[begin Material provided]

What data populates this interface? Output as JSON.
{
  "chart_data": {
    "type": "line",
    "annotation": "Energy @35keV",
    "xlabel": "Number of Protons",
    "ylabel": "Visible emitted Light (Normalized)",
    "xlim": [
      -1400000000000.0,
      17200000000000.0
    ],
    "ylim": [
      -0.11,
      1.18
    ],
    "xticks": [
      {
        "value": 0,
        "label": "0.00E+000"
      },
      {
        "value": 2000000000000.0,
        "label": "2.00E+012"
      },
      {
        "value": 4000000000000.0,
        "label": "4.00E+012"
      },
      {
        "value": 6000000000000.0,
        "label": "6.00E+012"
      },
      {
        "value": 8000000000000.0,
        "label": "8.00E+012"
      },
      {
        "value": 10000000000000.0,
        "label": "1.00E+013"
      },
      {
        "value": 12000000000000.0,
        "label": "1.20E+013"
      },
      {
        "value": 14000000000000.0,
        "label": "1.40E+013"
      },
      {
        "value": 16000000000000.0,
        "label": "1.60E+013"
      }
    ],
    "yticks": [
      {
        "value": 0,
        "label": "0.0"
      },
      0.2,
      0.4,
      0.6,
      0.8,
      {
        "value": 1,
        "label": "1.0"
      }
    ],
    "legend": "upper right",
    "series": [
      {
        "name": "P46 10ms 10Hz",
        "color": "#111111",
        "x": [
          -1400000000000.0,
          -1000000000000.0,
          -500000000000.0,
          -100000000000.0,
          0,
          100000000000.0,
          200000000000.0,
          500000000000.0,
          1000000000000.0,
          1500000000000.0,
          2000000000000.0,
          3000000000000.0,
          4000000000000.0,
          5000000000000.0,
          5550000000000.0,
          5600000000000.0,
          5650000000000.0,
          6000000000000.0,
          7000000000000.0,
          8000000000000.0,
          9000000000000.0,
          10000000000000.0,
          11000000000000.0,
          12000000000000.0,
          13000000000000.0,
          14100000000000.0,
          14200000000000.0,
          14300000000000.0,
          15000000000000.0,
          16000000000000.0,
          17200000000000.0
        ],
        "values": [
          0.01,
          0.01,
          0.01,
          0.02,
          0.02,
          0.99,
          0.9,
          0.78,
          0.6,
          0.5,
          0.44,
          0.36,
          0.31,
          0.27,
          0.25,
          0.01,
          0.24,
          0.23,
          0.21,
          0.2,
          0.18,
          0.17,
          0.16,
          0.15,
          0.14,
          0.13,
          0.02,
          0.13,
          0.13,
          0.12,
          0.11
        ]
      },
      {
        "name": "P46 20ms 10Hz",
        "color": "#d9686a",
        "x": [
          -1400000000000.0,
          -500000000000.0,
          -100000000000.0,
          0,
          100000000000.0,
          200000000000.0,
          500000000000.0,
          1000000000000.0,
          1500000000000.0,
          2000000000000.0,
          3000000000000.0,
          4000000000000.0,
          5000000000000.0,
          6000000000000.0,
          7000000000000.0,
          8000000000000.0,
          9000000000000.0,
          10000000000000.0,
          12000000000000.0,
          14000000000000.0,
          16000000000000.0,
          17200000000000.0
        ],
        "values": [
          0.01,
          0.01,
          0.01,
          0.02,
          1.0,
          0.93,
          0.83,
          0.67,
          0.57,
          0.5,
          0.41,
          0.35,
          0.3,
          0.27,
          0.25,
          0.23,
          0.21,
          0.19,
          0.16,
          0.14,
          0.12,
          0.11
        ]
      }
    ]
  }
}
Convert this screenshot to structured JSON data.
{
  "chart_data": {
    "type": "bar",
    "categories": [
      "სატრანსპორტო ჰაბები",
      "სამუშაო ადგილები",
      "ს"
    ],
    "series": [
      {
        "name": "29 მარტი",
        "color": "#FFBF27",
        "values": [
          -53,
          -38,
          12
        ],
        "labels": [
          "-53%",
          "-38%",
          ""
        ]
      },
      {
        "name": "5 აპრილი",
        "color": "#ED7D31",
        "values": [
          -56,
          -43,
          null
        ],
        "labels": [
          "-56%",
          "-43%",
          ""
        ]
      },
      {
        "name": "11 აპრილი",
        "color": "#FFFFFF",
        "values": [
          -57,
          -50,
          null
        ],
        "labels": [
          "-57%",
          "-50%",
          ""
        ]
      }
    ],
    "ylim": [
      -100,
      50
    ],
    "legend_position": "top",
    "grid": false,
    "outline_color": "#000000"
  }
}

[end Material provided]

Problem statement:
Give back exactly the lines beginning at the one with "Convert this screenshot" and ending at the final line of the material; both boundary lines belong in it.

Answer to this task:
Convert this screenshot to structured JSON data.
{
  "chart_data": {
    "type": "bar",
    "categories": [
      "სატრანსპორტო ჰაბები",
      "სამუშაო ადგილები",
      "ს"
    ],
    "series": [
      {
        "name": "29 მარტი",
        "color": "#FFBF27",
        "values": [
          -53,
          -38,
          12
        ],
        "labels": [
          "-53%",
          "-38%",
          ""
        ]
      },
      {
        "name": "5 აპრილი",
        "color": "#ED7D31",
        "values": [
          -56,
          -43,
          null
        ],
        "labels": [
          "-56%",
          "-43%",
          ""
        ]
      },
      {
        "name": "11 აპრილი",
        "color": "#FFFFFF",
        "values": [
          -57,
          -50,
          null
        ],
        "labels": [
          "-57%",
          "-50%",
          ""
        ]
      }
    ],
    "ylim": [
      -100,
      50
    ],
    "legend_position": "top",
    "grid": false,
    "outline_color": "#000000"
  }
}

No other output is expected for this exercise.